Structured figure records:
++++
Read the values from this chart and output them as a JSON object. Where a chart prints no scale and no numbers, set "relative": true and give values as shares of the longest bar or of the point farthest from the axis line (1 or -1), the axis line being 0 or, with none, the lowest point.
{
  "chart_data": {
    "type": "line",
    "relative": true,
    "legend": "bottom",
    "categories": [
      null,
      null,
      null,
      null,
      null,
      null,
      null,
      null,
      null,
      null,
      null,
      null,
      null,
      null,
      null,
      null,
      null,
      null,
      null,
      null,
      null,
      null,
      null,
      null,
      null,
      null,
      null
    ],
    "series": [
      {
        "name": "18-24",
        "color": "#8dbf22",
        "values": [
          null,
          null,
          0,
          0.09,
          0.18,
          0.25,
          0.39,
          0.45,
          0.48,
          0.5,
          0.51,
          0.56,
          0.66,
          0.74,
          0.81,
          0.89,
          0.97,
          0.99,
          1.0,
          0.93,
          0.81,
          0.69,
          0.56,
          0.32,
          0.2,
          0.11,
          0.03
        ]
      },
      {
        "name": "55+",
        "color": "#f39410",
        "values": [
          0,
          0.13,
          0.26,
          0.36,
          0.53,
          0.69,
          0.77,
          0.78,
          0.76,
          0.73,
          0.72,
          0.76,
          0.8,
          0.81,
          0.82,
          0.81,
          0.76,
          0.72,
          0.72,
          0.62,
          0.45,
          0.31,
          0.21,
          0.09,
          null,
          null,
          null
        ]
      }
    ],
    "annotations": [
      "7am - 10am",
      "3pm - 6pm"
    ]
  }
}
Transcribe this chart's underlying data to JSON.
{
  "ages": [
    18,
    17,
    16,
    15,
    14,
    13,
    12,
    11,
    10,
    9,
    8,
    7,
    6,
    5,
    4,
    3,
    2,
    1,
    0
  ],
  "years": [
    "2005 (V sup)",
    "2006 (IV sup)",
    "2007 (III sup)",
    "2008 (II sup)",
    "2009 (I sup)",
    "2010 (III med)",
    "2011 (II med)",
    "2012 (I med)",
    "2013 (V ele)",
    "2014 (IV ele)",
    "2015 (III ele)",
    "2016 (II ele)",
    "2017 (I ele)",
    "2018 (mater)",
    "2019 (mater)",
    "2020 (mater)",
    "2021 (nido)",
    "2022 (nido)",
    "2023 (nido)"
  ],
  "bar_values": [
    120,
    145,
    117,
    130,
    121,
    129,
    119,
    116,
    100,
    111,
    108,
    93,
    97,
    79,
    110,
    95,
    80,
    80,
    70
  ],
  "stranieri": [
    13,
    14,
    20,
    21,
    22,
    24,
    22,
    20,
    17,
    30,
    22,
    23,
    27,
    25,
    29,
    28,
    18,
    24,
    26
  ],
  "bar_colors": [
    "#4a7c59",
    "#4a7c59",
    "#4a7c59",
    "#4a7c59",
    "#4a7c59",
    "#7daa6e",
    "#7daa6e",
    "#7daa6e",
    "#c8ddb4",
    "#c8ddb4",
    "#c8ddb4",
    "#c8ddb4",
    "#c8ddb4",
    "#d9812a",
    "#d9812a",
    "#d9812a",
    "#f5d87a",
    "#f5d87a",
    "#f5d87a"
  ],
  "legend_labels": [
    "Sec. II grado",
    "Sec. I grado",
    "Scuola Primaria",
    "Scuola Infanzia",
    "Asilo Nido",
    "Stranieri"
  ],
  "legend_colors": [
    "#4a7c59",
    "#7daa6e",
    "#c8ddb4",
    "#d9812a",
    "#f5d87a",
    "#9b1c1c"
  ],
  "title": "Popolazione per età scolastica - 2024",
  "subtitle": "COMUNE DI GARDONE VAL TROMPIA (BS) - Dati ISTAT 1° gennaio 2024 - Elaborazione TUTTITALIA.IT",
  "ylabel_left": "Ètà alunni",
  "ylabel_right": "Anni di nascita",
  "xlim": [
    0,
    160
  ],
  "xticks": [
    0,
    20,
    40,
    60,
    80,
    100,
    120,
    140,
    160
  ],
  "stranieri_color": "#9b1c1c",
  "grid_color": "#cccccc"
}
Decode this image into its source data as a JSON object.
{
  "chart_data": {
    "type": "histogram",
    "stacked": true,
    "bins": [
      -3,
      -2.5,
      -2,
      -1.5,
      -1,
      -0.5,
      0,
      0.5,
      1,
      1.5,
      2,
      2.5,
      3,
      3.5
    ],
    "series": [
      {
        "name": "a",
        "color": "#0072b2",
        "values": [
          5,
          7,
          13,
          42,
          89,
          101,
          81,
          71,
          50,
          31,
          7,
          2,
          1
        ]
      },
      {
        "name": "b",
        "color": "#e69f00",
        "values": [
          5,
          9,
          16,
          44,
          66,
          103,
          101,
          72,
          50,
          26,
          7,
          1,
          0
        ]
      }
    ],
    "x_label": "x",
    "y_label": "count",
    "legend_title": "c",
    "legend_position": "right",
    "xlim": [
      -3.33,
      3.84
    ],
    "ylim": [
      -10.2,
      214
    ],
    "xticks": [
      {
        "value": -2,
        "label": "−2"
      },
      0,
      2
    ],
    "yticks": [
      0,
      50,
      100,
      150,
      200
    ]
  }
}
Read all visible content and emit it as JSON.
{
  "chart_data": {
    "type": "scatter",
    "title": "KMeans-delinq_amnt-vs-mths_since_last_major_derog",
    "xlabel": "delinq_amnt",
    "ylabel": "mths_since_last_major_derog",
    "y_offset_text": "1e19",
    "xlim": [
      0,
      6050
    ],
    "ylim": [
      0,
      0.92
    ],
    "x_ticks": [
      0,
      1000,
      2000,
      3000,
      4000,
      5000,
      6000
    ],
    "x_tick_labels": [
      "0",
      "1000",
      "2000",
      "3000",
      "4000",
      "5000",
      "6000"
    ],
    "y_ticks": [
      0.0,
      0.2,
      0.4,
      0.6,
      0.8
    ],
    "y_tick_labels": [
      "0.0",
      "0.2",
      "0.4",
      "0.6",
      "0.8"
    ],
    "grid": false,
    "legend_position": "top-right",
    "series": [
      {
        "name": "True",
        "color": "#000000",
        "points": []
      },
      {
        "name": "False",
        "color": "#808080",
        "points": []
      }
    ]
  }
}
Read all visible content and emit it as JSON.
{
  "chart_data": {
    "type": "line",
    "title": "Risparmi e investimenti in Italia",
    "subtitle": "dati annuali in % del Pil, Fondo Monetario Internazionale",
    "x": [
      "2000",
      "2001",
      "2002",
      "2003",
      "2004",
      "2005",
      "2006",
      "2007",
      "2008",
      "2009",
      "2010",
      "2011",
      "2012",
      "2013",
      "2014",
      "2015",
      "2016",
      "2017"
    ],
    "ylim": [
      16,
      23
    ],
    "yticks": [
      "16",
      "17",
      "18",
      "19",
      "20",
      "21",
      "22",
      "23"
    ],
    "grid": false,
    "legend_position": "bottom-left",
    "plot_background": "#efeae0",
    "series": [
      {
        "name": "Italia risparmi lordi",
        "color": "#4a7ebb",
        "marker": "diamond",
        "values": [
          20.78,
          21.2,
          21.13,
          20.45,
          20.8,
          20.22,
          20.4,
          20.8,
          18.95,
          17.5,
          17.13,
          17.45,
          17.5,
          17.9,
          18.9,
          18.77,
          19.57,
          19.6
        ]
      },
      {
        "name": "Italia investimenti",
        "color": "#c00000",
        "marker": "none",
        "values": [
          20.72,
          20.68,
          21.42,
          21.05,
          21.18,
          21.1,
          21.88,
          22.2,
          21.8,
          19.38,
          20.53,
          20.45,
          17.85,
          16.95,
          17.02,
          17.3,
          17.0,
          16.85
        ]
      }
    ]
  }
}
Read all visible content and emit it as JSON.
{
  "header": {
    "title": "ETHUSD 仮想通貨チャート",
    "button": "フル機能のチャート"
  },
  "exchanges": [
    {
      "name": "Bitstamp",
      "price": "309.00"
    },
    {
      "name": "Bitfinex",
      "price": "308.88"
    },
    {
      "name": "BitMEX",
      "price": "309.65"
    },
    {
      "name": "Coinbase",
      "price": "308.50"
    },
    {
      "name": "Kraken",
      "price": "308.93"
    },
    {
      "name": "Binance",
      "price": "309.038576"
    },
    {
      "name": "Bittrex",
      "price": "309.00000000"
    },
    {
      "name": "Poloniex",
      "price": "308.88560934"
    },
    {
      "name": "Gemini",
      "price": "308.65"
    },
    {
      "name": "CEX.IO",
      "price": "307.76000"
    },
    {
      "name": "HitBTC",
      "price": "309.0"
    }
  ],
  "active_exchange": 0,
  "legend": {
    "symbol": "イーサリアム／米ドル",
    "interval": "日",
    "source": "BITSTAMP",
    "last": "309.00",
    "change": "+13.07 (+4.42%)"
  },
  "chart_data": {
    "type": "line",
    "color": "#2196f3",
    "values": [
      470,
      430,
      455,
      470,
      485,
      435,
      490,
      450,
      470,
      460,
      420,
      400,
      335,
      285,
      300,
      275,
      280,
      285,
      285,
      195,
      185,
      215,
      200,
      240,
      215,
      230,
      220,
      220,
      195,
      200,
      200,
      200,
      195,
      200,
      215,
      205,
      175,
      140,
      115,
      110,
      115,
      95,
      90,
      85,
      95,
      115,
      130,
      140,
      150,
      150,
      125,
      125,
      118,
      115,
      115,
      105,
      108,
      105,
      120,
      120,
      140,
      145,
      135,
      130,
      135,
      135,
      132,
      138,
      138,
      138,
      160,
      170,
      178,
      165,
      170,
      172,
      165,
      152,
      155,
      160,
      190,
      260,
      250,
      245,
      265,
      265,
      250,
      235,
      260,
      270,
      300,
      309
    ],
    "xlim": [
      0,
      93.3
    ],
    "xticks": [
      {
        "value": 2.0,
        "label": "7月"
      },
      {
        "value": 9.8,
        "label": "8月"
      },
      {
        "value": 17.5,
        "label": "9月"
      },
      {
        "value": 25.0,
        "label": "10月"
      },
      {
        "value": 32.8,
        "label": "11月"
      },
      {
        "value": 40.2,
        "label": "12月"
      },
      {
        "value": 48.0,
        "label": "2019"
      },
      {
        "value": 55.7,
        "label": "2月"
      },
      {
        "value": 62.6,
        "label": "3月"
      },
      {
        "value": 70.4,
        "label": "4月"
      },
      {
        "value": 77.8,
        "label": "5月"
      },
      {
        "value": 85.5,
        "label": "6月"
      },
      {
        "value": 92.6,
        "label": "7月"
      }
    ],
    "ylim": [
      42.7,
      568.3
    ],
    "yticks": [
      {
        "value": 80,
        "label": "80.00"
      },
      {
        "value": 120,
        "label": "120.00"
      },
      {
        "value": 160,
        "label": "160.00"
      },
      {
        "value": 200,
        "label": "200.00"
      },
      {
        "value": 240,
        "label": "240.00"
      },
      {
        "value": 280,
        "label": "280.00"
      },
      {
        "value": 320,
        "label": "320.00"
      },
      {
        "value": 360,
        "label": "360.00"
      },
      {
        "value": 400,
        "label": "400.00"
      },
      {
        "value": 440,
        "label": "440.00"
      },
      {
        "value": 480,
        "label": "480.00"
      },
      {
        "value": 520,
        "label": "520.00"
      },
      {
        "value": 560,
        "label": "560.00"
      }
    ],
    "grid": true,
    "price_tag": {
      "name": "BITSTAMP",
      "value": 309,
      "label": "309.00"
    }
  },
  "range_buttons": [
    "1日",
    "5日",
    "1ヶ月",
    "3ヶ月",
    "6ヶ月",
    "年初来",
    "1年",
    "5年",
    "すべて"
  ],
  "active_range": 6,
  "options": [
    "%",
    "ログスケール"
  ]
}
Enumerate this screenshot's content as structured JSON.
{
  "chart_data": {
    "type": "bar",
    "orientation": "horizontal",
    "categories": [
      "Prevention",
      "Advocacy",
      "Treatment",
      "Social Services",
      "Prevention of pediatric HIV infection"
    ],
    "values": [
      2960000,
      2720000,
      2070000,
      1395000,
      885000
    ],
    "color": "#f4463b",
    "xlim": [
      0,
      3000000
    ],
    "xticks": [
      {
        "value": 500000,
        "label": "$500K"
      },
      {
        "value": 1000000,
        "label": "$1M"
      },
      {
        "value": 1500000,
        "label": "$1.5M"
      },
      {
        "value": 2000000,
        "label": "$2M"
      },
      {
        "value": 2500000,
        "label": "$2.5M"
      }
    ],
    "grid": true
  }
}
++++
Collect, from the material above, every line containing the word "this".

Read the values from this chart and output them as a JSON object. Where a chart prints no scale and no numbers, set "relative": true and give values as shares of the longest bar or of the point farthest from the axis line (1 or -1), the axis line being 0 or, with none, the lowest point.
Transcribe this chart's underlying data to JSON.
Decode this image into its source data as a JSON object.
Enumerate this screenshot's content as structured JSON.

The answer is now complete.